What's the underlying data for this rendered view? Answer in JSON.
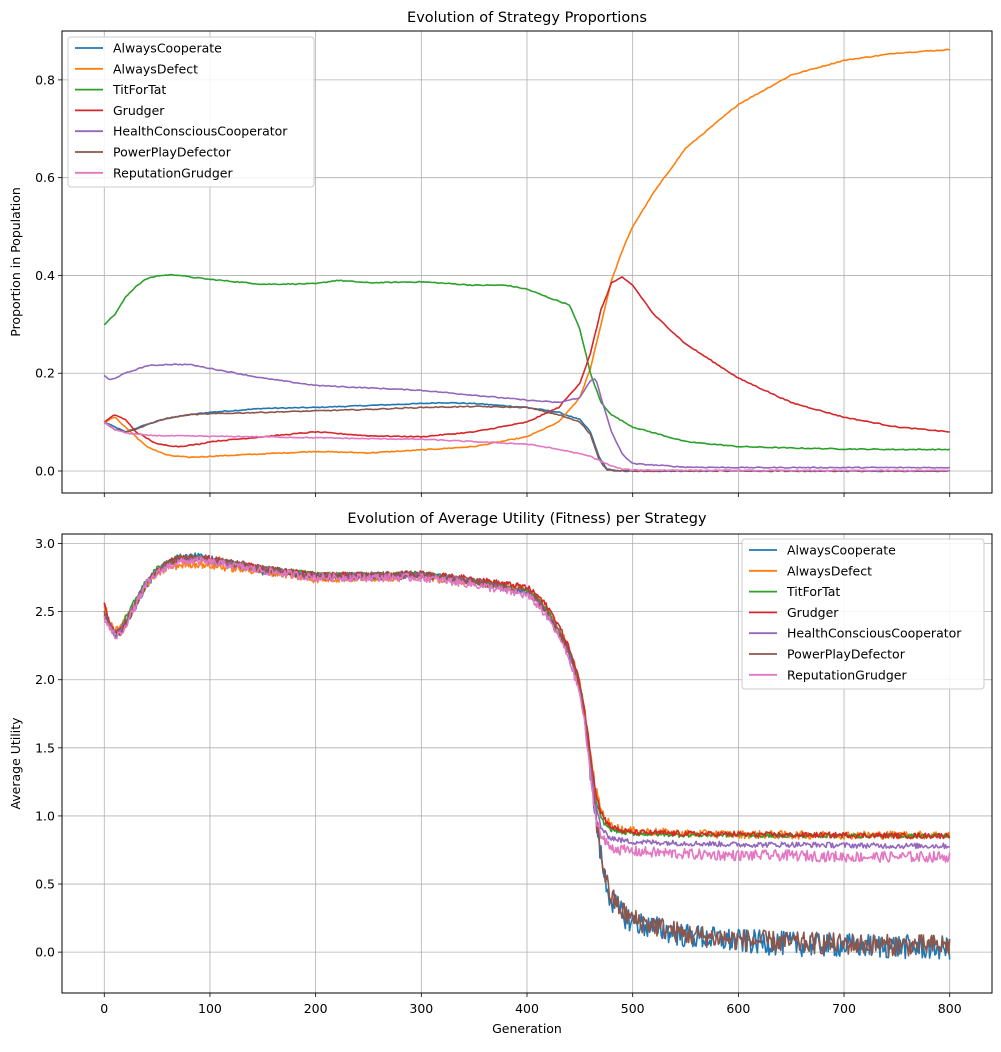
{
  "chart_data": [
    {
      "type": "line",
      "title": "Evolution of Strategy Proportions",
      "xlabel": "",
      "ylabel": "Proportion in Population",
      "xlim": [
        -40,
        840
      ],
      "ylim": [
        -0.045,
        0.9
      ],
      "xticks": [
        0,
        100,
        200,
        300,
        400,
        500,
        600,
        700,
        800
      ],
      "xtick_labels_shown": false,
      "yticks": [
        0.0,
        0.2,
        0.4,
        0.6,
        0.8
      ],
      "ytick_labels": [
        "0.0",
        "0.2",
        "0.4",
        "0.6",
        "0.8"
      ],
      "grid": true,
      "legend_position": "top-left",
      "series": [
        {
          "name": "AlwaysCooperate",
          "color": "#1f77b4",
          "x": [
            0,
            10,
            20,
            40,
            60,
            80,
            100,
            150,
            200,
            250,
            300,
            320,
            350,
            400,
            430,
            450,
            460,
            468,
            475,
            485,
            500,
            600,
            700,
            800
          ],
          "y": [
            0.1,
            0.09,
            0.08,
            0.095,
            0.108,
            0.115,
            0.12,
            0.128,
            0.13,
            0.134,
            0.138,
            0.14,
            0.138,
            0.13,
            0.12,
            0.105,
            0.08,
            0.03,
            0.005,
            0.0,
            0.0,
            0.0,
            0.0,
            0.0
          ]
        },
        {
          "name": "AlwaysDefect",
          "color": "#ff7f0e",
          "x": [
            0,
            10,
            20,
            40,
            60,
            80,
            100,
            150,
            200,
            250,
            300,
            350,
            400,
            430,
            450,
            460,
            470,
            480,
            490,
            500,
            520,
            550,
            600,
            650,
            700,
            750,
            800
          ],
          "y": [
            0.1,
            0.11,
            0.09,
            0.05,
            0.032,
            0.028,
            0.03,
            0.035,
            0.04,
            0.037,
            0.043,
            0.05,
            0.07,
            0.1,
            0.15,
            0.21,
            0.3,
            0.39,
            0.45,
            0.5,
            0.57,
            0.66,
            0.75,
            0.81,
            0.84,
            0.855,
            0.862
          ]
        },
        {
          "name": "TitForTat",
          "color": "#2ca02c",
          "x": [
            0,
            10,
            20,
            30,
            40,
            50,
            60,
            70,
            80,
            100,
            150,
            200,
            220,
            250,
            300,
            350,
            380,
            400,
            420,
            440,
            450,
            460,
            470,
            480,
            500,
            550,
            600,
            650,
            700,
            750,
            800
          ],
          "y": [
            0.3,
            0.32,
            0.355,
            0.378,
            0.393,
            0.399,
            0.401,
            0.401,
            0.397,
            0.392,
            0.382,
            0.383,
            0.39,
            0.385,
            0.387,
            0.38,
            0.38,
            0.372,
            0.355,
            0.34,
            0.29,
            0.2,
            0.14,
            0.115,
            0.09,
            0.06,
            0.05,
            0.047,
            0.045,
            0.044,
            0.044
          ]
        },
        {
          "name": "Grudger",
          "color": "#d62728",
          "x": [
            0,
            10,
            20,
            30,
            50,
            70,
            90,
            100,
            150,
            200,
            250,
            300,
            350,
            400,
            430,
            450,
            460,
            470,
            480,
            490,
            500,
            520,
            550,
            600,
            650,
            700,
            750,
            800
          ],
          "y": [
            0.1,
            0.115,
            0.105,
            0.08,
            0.055,
            0.05,
            0.055,
            0.06,
            0.07,
            0.08,
            0.072,
            0.07,
            0.08,
            0.1,
            0.13,
            0.18,
            0.24,
            0.33,
            0.385,
            0.396,
            0.38,
            0.32,
            0.26,
            0.19,
            0.14,
            0.11,
            0.09,
            0.08
          ]
        },
        {
          "name": "HealthConsciousCooperator",
          "color": "#9467bd",
          "x": [
            0,
            5,
            10,
            20,
            40,
            60,
            80,
            100,
            150,
            200,
            250,
            300,
            350,
            400,
            430,
            450,
            460,
            465,
            470,
            480,
            490,
            500,
            550,
            600,
            700,
            800
          ],
          "y": [
            0.195,
            0.186,
            0.19,
            0.2,
            0.215,
            0.218,
            0.218,
            0.21,
            0.19,
            0.175,
            0.17,
            0.165,
            0.155,
            0.145,
            0.14,
            0.15,
            0.185,
            0.19,
            0.15,
            0.08,
            0.035,
            0.015,
            0.008,
            0.007,
            0.007,
            0.007
          ]
        },
        {
          "name": "PowerPlayDefector",
          "color": "#8c564b",
          "x": [
            0,
            10,
            20,
            30,
            40,
            60,
            80,
            100,
            150,
            200,
            250,
            300,
            350,
            400,
            430,
            450,
            460,
            468,
            475,
            485,
            500,
            600,
            700,
            800
          ],
          "y": [
            0.1,
            0.085,
            0.08,
            0.085,
            0.095,
            0.108,
            0.115,
            0.117,
            0.12,
            0.123,
            0.126,
            0.13,
            0.132,
            0.13,
            0.115,
            0.1,
            0.075,
            0.025,
            0.003,
            0.0,
            0.0,
            0.0,
            0.0,
            0.0
          ]
        },
        {
          "name": "ReputationGrudger",
          "color": "#e377c2",
          "x": [
            0,
            10,
            20,
            40,
            60,
            100,
            150,
            200,
            250,
            300,
            350,
            400,
            420,
            440,
            460,
            470,
            480,
            490,
            500,
            600,
            700,
            800
          ],
          "y": [
            0.1,
            0.085,
            0.078,
            0.073,
            0.072,
            0.071,
            0.07,
            0.068,
            0.066,
            0.065,
            0.06,
            0.055,
            0.048,
            0.04,
            0.03,
            0.02,
            0.01,
            0.004,
            0.002,
            0.001,
            0.001,
            0.001
          ]
        }
      ]
    },
    {
      "type": "line",
      "title": "Evolution of Average Utility (Fitness) per Strategy",
      "xlabel": "Generation",
      "ylabel": "Average Utility",
      "xlim": [
        -40,
        840
      ],
      "ylim": [
        -0.3,
        3.07
      ],
      "xticks": [
        0,
        100,
        200,
        300,
        400,
        500,
        600,
        700,
        800
      ],
      "xtick_labels": [
        "0",
        "100",
        "200",
        "300",
        "400",
        "500",
        "600",
        "700",
        "800"
      ],
      "yticks": [
        0.0,
        0.5,
        1.0,
        1.5,
        2.0,
        2.5,
        3.0
      ],
      "ytick_labels": [
        "0.0",
        "0.5",
        "1.0",
        "1.5",
        "2.0",
        "2.5",
        "3.0"
      ],
      "grid": true,
      "legend_position": "top-right",
      "series": [
        {
          "name": "AlwaysCooperate",
          "color": "#1f77b4",
          "x": [
            0,
            5,
            10,
            15,
            20,
            30,
            40,
            50,
            60,
            70,
            80,
            90,
            100,
            120,
            150,
            200,
            250,
            300,
            350,
            400,
            410,
            420,
            430,
            440,
            450,
            455,
            460,
            465,
            470,
            475,
            480,
            490,
            500,
            550,
            600,
            650,
            700,
            750,
            800
          ],
          "y": [
            2.55,
            2.4,
            2.33,
            2.35,
            2.42,
            2.55,
            2.7,
            2.8,
            2.86,
            2.89,
            2.9,
            2.9,
            2.88,
            2.85,
            2.8,
            2.76,
            2.76,
            2.77,
            2.72,
            2.65,
            2.58,
            2.48,
            2.35,
            2.2,
            1.95,
            1.7,
            1.35,
            1.0,
            0.7,
            0.5,
            0.38,
            0.28,
            0.22,
            0.12,
            0.08,
            0.06,
            0.05,
            0.04,
            0.03
          ],
          "noise": 0.09
        },
        {
          "name": "AlwaysDefect",
          "color": "#ff7f0e",
          "x": [
            0,
            5,
            10,
            15,
            20,
            30,
            40,
            50,
            60,
            70,
            80,
            90,
            100,
            120,
            150,
            200,
            250,
            300,
            350,
            400,
            410,
            420,
            430,
            440,
            450,
            455,
            460,
            465,
            470,
            475,
            480,
            490,
            500,
            550,
            600,
            650,
            700,
            750,
            800
          ],
          "y": [
            2.55,
            2.42,
            2.36,
            2.38,
            2.45,
            2.58,
            2.7,
            2.78,
            2.82,
            2.84,
            2.85,
            2.85,
            2.84,
            2.82,
            2.8,
            2.74,
            2.75,
            2.76,
            2.72,
            2.66,
            2.6,
            2.5,
            2.38,
            2.22,
            1.98,
            1.75,
            1.45,
            1.2,
            1.05,
            0.97,
            0.93,
            0.9,
            0.89,
            0.87,
            0.865,
            0.86,
            0.86,
            0.86,
            0.86
          ],
          "noise": 0.03
        },
        {
          "name": "TitForTat",
          "color": "#2ca02c",
          "x": [
            0,
            5,
            10,
            15,
            20,
            30,
            40,
            50,
            60,
            70,
            80,
            90,
            100,
            120,
            150,
            200,
            250,
            300,
            350,
            400,
            410,
            420,
            430,
            440,
            450,
            455,
            460,
            465,
            470,
            475,
            480,
            490,
            500,
            550,
            600,
            650,
            700,
            750,
            800
          ],
          "y": [
            2.5,
            2.4,
            2.35,
            2.37,
            2.45,
            2.6,
            2.73,
            2.82,
            2.87,
            2.9,
            2.9,
            2.9,
            2.88,
            2.86,
            2.82,
            2.78,
            2.77,
            2.78,
            2.73,
            2.66,
            2.6,
            2.5,
            2.37,
            2.2,
            1.95,
            1.72,
            1.4,
            1.12,
            0.98,
            0.93,
            0.9,
            0.88,
            0.87,
            0.86,
            0.86,
            0.855,
            0.855,
            0.855,
            0.855
          ],
          "noise": 0.015
        },
        {
          "name": "Grudger",
          "color": "#d62728",
          "x": [
            0,
            5,
            10,
            15,
            20,
            30,
            40,
            50,
            60,
            70,
            80,
            90,
            100,
            120,
            150,
            200,
            250,
            300,
            350,
            400,
            410,
            420,
            430,
            440,
            450,
            455,
            460,
            465,
            470,
            475,
            480,
            490,
            500,
            550,
            600,
            650,
            700,
            750,
            800
          ],
          "y": [
            2.55,
            2.42,
            2.36,
            2.36,
            2.4,
            2.55,
            2.7,
            2.8,
            2.86,
            2.89,
            2.9,
            2.91,
            2.89,
            2.86,
            2.82,
            2.77,
            2.77,
            2.78,
            2.74,
            2.68,
            2.62,
            2.53,
            2.4,
            2.23,
            1.98,
            1.75,
            1.45,
            1.18,
            1.03,
            0.96,
            0.92,
            0.89,
            0.88,
            0.87,
            0.865,
            0.86,
            0.86,
            0.855,
            0.855
          ],
          "noise": 0.02
        },
        {
          "name": "HealthConsciousCooperator",
          "color": "#9467bd",
          "x": [
            0,
            5,
            10,
            15,
            20,
            30,
            40,
            50,
            60,
            70,
            80,
            90,
            100,
            120,
            150,
            200,
            250,
            300,
            350,
            400,
            410,
            420,
            430,
            440,
            450,
            455,
            460,
            465,
            470,
            475,
            480,
            490,
            500,
            550,
            600,
            650,
            700,
            750,
            800
          ],
          "y": [
            2.48,
            2.4,
            2.34,
            2.35,
            2.43,
            2.58,
            2.72,
            2.8,
            2.85,
            2.88,
            2.89,
            2.89,
            2.87,
            2.85,
            2.81,
            2.76,
            2.76,
            2.77,
            2.72,
            2.64,
            2.58,
            2.48,
            2.35,
            2.18,
            1.93,
            1.7,
            1.38,
            1.08,
            0.92,
            0.86,
            0.84,
            0.82,
            0.81,
            0.8,
            0.79,
            0.79,
            0.785,
            0.78,
            0.78
          ],
          "noise": 0.02
        },
        {
          "name": "PowerPlayDefector",
          "color": "#8c564b",
          "x": [
            0,
            5,
            10,
            15,
            20,
            30,
            40,
            50,
            60,
            70,
            80,
            90,
            100,
            120,
            150,
            200,
            250,
            300,
            350,
            400,
            410,
            420,
            430,
            440,
            450,
            455,
            460,
            465,
            470,
            475,
            480,
            490,
            500,
            550,
            600,
            650,
            700,
            750,
            800
          ],
          "y": [
            2.5,
            2.4,
            2.34,
            2.35,
            2.42,
            2.56,
            2.7,
            2.8,
            2.86,
            2.89,
            2.9,
            2.9,
            2.88,
            2.86,
            2.81,
            2.76,
            2.76,
            2.77,
            2.72,
            2.65,
            2.58,
            2.48,
            2.35,
            2.2,
            1.95,
            1.7,
            1.35,
            1.0,
            0.72,
            0.52,
            0.4,
            0.3,
            0.24,
            0.13,
            0.09,
            0.07,
            0.06,
            0.05,
            0.05
          ],
          "noise": 0.08
        },
        {
          "name": "ReputationGrudger",
          "color": "#e377c2",
          "x": [
            0,
            5,
            10,
            15,
            20,
            30,
            40,
            50,
            60,
            70,
            80,
            90,
            100,
            120,
            150,
            200,
            250,
            300,
            350,
            400,
            410,
            420,
            430,
            440,
            450,
            455,
            460,
            465,
            470,
            475,
            480,
            490,
            500,
            550,
            600,
            650,
            700,
            750,
            800
          ],
          "y": [
            2.45,
            2.38,
            2.32,
            2.33,
            2.4,
            2.55,
            2.7,
            2.78,
            2.83,
            2.86,
            2.87,
            2.87,
            2.86,
            2.84,
            2.8,
            2.75,
            2.75,
            2.75,
            2.7,
            2.62,
            2.55,
            2.45,
            2.32,
            2.15,
            1.9,
            1.65,
            1.3,
            1.0,
            0.85,
            0.8,
            0.77,
            0.75,
            0.74,
            0.72,
            0.71,
            0.71,
            0.7,
            0.7,
            0.7
          ],
          "noise": 0.04
        }
      ]
    }
  ]
}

================

Task goal: Select all lines in the listing above where the word "title" appears, and show them.

Result for this task:
      "title": "Evolution of Strategy Proportions",
      "title": "Evolution of Average Utility (Fitness) per Strategy",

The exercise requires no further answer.